Directive:
Transcribe each record exactly. Include every one.

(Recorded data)
*****

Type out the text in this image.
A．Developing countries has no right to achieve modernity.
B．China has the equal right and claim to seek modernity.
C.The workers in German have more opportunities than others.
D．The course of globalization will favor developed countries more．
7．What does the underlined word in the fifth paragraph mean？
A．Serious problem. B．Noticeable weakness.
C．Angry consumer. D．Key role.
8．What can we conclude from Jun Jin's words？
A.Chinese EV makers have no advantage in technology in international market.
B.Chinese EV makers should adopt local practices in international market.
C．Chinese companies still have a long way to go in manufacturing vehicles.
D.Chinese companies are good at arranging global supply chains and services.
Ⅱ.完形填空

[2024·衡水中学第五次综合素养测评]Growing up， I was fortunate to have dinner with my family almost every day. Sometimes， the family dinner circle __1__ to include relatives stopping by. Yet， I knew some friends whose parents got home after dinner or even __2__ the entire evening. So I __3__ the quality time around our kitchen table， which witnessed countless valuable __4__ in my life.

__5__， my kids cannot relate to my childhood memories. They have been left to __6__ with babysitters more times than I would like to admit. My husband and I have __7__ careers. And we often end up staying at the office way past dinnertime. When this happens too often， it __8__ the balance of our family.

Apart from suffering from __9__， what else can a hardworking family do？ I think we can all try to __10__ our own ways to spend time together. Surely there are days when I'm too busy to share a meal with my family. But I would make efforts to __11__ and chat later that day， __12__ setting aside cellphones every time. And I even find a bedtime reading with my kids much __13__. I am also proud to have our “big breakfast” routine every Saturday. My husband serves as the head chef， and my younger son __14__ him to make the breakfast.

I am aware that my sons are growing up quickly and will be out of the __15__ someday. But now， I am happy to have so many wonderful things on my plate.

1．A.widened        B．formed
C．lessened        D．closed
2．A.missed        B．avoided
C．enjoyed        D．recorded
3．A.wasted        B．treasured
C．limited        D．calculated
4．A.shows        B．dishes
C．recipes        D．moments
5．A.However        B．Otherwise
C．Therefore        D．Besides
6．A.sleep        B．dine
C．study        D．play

*****

Full response:
Type out the text in this image.
A．Developing countries has no right to achieve modernity.
B．China has the equal right and claim to seek modernity.
C.The workers in German have more opportunities than others.
D．The course of globalization will favor developed countries more．
7．What does the underlined word in the fifth paragraph mean？
A．Serious problem. B．Noticeable weakness.
C．Angry consumer. D．Key role.
8．What can we conclude from Jun Jin's words？
A.Chinese EV makers have no advantage in technology in international market.
B.Chinese EV makers should adopt local practices in international market.
C．Chinese companies still have a long way to go in manufacturing vehicles.
D.Chinese companies are good at arranging global supply chains and services.
Ⅱ.完形填空

[2024·衡水中学第五次综合素养测评]Growing up， I was fortunate to have dinner with my family almost every day. Sometimes， the family dinner circle __1__ to include relatives stopping by. Yet， I knew some friends whose parents got home after dinner or even __2__ the entire evening. So I __3__ the quality time around our kitchen table， which witnessed countless valuable __4__ in my life.

__5__， my kids cannot relate to my childhood memories. They have been left to __6__ with babysitters more times than I would like to admit. My husband and I have __7__ careers. And we often end up staying at the office way past dinnertime. When this happens too often， it __8__ the balance of our family.

Apart from suffering from __9__， what else can a hardworking family do？ I think we can all try to __10__ our own ways to spend time together. Surely there are days when I'm too busy to share a meal with my family. But I would make efforts to __11__ and chat later that day， __12__ setting aside cellphones every time. And I even find a bedtime reading with my kids much __13__. I am also proud to have our “big breakfast” routine every Saturday. My husband serves as the head chef， and my younger son __14__ him to make the breakfast.

I am aware that my sons are growing up quickly and will be out of the __15__ someday. But now， I am happy to have so many wonderful things on my plate.

1．A.widened        B．formed
C．lessened        D．closed
2．A.missed        B．avoided
C．enjoyed        D．recorded
3．A.wasted        B．treasured
C．limited        D．calculated
4．A.shows        B．dishes
C．recipes        D．moments
5．A.However        B．Otherwise
C．Therefore        D．Besides
6．A.sleep        B．dine
C．study        D．play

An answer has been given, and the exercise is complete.